── Extracted entries
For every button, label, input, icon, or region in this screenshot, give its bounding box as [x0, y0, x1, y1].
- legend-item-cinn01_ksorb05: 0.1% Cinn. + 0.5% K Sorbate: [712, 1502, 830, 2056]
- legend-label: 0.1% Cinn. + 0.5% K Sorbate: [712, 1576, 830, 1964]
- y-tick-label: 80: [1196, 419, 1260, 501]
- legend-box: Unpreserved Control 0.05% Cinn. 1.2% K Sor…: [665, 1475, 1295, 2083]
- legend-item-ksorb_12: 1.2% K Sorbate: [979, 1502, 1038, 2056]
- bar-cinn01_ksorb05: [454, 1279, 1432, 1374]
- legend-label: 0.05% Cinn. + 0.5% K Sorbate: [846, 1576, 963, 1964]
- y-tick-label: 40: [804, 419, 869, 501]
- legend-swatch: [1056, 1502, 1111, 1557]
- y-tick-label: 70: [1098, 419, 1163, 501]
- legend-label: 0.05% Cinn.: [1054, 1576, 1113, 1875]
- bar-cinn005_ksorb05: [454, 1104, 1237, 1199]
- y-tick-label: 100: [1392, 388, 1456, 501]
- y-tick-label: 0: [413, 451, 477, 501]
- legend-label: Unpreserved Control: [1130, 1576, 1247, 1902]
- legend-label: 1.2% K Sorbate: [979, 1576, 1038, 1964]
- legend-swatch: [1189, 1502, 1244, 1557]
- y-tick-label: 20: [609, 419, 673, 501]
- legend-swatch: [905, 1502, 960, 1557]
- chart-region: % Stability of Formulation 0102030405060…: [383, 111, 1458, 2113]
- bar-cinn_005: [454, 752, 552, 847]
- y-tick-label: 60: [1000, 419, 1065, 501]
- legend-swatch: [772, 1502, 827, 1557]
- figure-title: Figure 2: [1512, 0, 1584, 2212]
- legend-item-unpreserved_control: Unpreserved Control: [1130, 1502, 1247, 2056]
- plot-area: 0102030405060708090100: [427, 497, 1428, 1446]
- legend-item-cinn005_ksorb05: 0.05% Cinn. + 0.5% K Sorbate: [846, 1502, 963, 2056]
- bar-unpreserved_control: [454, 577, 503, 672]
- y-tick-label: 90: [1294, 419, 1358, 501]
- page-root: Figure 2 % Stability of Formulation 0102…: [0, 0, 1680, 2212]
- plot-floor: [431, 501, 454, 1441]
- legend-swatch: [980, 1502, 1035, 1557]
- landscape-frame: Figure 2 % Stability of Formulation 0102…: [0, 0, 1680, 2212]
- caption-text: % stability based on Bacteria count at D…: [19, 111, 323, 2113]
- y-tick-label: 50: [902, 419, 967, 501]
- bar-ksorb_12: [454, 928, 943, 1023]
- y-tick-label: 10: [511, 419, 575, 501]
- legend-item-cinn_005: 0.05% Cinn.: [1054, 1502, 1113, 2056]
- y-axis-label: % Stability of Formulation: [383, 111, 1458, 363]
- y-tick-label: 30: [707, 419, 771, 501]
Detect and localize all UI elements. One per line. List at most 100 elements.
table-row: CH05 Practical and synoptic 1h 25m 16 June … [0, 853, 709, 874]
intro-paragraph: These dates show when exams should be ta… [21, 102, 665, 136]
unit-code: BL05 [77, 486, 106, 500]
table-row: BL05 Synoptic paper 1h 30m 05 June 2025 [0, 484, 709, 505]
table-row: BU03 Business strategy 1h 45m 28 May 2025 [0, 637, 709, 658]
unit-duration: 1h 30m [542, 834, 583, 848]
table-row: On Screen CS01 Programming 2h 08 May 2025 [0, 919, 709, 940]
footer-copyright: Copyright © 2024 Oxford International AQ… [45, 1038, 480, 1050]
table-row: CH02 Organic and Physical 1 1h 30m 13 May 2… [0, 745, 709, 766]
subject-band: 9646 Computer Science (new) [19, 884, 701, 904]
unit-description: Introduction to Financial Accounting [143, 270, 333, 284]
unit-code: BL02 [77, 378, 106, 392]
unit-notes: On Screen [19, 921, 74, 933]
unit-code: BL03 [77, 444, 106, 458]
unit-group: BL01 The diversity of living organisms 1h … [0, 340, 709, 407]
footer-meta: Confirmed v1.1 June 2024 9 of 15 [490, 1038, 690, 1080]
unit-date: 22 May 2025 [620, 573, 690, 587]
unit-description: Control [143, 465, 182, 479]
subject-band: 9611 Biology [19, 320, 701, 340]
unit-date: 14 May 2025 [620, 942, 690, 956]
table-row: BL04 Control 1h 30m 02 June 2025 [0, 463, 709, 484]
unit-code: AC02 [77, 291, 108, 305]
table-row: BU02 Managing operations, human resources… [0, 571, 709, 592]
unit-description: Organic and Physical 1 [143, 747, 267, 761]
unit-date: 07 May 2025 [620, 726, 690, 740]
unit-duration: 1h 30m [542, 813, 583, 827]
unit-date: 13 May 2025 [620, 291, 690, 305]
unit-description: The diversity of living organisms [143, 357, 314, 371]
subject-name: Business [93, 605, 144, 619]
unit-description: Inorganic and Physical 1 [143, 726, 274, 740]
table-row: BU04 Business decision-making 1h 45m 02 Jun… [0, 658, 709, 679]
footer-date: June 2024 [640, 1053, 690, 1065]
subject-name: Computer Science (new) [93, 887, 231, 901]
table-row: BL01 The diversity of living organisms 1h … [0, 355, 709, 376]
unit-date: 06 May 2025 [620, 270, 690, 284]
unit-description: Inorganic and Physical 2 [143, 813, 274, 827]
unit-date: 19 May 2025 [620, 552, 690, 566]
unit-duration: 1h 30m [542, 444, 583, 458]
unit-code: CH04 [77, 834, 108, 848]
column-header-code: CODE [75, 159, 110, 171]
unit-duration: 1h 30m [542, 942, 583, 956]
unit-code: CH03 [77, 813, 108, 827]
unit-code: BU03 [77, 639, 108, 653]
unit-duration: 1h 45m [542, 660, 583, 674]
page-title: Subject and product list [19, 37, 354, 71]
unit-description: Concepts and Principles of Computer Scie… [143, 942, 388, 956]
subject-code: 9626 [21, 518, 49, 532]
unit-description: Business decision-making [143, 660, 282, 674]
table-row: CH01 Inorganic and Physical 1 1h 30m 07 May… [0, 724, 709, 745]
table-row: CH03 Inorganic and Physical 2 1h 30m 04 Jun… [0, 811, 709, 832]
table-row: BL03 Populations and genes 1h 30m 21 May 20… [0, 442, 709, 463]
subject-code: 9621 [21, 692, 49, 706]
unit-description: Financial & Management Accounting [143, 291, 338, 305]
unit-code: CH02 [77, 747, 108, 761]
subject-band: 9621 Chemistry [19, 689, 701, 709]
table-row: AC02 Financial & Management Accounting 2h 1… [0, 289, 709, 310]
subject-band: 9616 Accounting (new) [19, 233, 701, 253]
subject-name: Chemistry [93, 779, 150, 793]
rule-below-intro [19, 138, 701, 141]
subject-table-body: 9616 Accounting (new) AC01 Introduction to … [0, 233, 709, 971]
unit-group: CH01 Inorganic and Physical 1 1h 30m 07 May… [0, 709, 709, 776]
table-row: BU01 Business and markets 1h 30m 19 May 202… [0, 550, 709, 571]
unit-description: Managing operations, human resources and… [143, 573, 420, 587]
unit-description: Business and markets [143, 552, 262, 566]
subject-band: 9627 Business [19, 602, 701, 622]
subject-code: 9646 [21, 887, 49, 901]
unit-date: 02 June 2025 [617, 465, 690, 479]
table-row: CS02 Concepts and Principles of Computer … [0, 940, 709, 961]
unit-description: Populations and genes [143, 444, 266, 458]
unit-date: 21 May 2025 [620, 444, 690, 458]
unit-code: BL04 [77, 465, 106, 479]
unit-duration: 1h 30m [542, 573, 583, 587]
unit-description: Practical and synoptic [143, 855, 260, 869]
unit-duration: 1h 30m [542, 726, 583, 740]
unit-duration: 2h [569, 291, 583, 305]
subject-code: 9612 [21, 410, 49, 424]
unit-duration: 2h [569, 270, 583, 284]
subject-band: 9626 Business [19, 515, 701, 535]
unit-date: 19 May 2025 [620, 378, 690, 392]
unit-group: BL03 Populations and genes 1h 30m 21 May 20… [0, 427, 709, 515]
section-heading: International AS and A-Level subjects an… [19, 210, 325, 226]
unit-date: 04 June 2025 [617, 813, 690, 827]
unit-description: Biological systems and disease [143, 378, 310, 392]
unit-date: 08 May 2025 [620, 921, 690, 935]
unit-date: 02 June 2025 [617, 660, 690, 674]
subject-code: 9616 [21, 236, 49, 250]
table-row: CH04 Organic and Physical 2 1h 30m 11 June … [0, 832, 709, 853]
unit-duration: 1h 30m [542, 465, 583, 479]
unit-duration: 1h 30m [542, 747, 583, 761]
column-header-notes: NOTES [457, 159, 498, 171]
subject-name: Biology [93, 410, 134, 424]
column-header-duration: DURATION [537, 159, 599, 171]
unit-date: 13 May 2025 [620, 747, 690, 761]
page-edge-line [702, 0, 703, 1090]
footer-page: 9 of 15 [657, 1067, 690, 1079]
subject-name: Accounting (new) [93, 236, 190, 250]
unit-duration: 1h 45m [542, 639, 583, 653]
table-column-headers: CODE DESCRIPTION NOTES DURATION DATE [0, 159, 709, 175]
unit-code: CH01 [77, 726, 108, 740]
────
* What you will do: Whenever a line of the data above includes the word "Science", copy that line.

* Answer below:
subject-band: 9646 Computer Science (new) [19, 884, 701, 904]
subject-name: Computer Science (new) [93, 887, 231, 901]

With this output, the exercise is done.